start TEXT SECTION
Over the last year, India's historic foreign policy with Palestine and Israel has shifted drastically away from the anti-colonialist roots of its longstanding view on the conflict.

The shipment of workers mentioned refers to yet another trade deal: this time, dealing in human beings. Signed in November 2023, the deal was to ship over 42,000 Indian workers to Israel to work in construction and care, replacing Palestinian labour. 6,000 daily wage labourers from debt-ridden states like Bihar and East UP were flown to Israel during April-May 2024 under the deal, with 10,000 more flown in over the remaining year, which was a subject of controversy at the time for various reasons: 

  1. The ongoing Gazan genocide and conflict with Hamas meant that the region was already in a period of militarised conflict at the time, putting the workers' life in risk.

  2. They would be replacing Palestinian workers on Israeli soil, who have historically had low and apartheid status in the country and are exploited due to the extreme poverty in occupied Palestine. As per The Times of Israel, these workers were paid less than half the price paid to imported Indian labourers. 

  3. Additionally, Israel was also at the brink of war with Iran at the time, with sufficient threat to life for the Indian government to issue an advisory to citizens not to visit either country at the time this 'shipment' was quietly made. 

  4. The upcoming Indian Lok Sabha elections made the matter even more controversial, as the timing of the deal meant that without exceptional circumstances, these migrant workers would lose their vote in the upcoming polls.

  5. The tumultuous history of Indian labour exports, which have been compared to indentured labour migrations and described as a "new system of slavery" also caused ethical and humanitarian concerns to be raised.

Despite strong criticism of the move from trade unions, the deal went through in 2024. Of course, perhaps the most significant way in which ordinary Indians have begun to identify with Israel today, is on the matter of religion.
end TEXT SECTION
● **WORK TO DO**:
a - In the text on India and Israel, print the passage from "4. The upcoming" to "matter of religion.".
b - Answer these questions from the text on India and Israel:
(i) In what month and year was the deal to send Indian workers to Israel signed?
(ii) How many Indian workers was the deal meant to send to Israel?
(iii) Which groups strongly criticized the move before the deal went through?
start DATASET EXCERPT
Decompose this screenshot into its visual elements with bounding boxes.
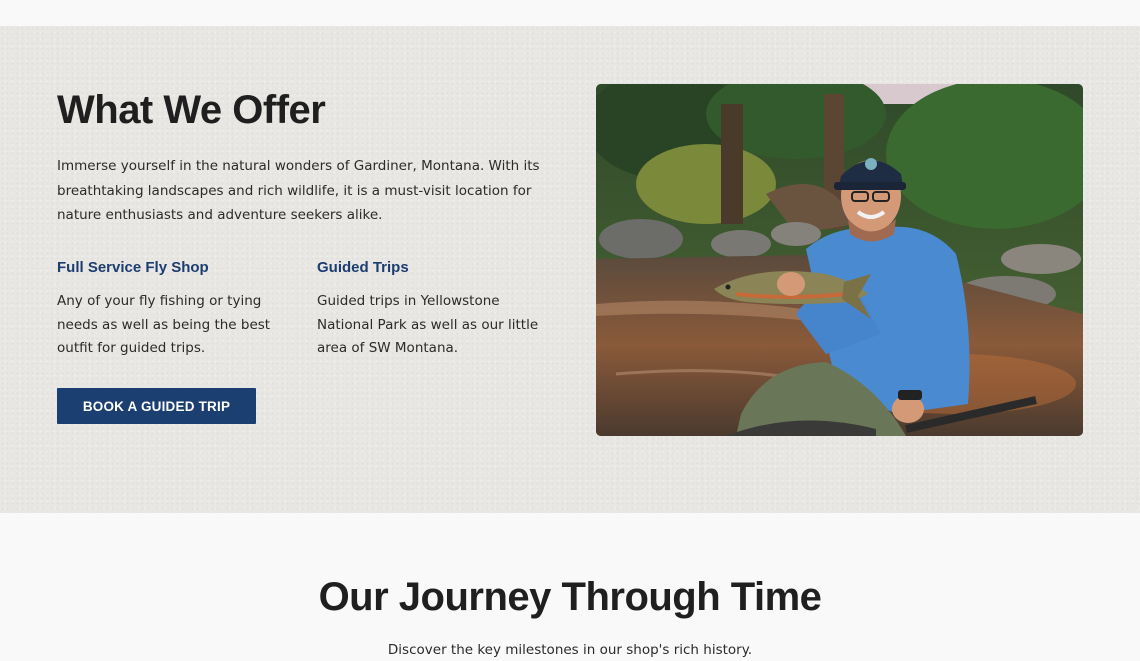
end DATASET EXCERPT
● **ANSWERS PER TASK**:
a -
4. The upcoming Indian Lok Sabha elections made the matter even more controversial, as the timing of the deal meant that without exceptional circumstances, these migrant workers would lose their vote in the upcoming polls.

  5. The tumultuous history of Indian labour exports, which have been compared to indentured labour migrations and described as a "new system of slavery" also caused ethical and humanitarian concerns to be raised.

Despite strong criticism of the move from trade unions, the deal went through in 2024. Of course, perhaps the most significant way in which ordinary Indians have begun to identify with Israel today, is on the matter of religion.

b -
(i) November 2023
(ii) Over 42,000
(iii) Trade unions